GIVEN REQUEST: Word for word, retype every entry in the listing.

INFORMATION SHOWN:
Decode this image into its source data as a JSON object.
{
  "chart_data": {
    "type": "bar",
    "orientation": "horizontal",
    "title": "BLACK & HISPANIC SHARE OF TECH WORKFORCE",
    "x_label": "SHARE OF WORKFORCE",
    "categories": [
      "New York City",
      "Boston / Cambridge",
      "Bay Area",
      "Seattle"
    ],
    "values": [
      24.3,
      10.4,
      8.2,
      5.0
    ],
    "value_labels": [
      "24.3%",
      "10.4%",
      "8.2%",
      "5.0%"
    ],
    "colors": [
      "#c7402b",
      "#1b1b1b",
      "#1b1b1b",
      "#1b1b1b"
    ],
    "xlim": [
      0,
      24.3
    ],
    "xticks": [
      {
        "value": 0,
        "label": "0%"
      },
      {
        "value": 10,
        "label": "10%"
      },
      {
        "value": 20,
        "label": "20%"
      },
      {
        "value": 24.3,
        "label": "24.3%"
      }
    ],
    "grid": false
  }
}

PROBLEM SOLUTION:
Decode this image into its source data as a JSON object.
{
  "chart_data": {
    "type": "bar",
    "orientation": "horizontal",
    "title": "BLACK & HISPANIC SHARE OF TECH WORKFORCE",
    "x_label": "SHARE OF WORKFORCE",
    "categories": [
      "New York City",
      "Boston / Cambridge",
      "Bay Area",
      "Seattle"
    ],
    "values": [
      24.3,
      10.4,
      8.2,
      5.0
    ],
    "value_labels": [
      "24.3%",
      "10.4%",
      "8.2%",
      "5.0%"
    ],
    "colors": [
      "#c7402b",
      "#1b1b1b",
      "#1b1b1b",
      "#1b1b1b"
    ],
    "xlim": [
      0,
      24.3
    ],
    "xticks": [
      {
        "value": 0,
        "label": "0%"
      },
      {
        "value": 10,
        "label": "10%"
      },
      {
        "value": 20,
        "label": "20%"
      },
      {
        "value": 24.3,
        "label": "24.3%"
      }
    ],
    "grid": false
  }
}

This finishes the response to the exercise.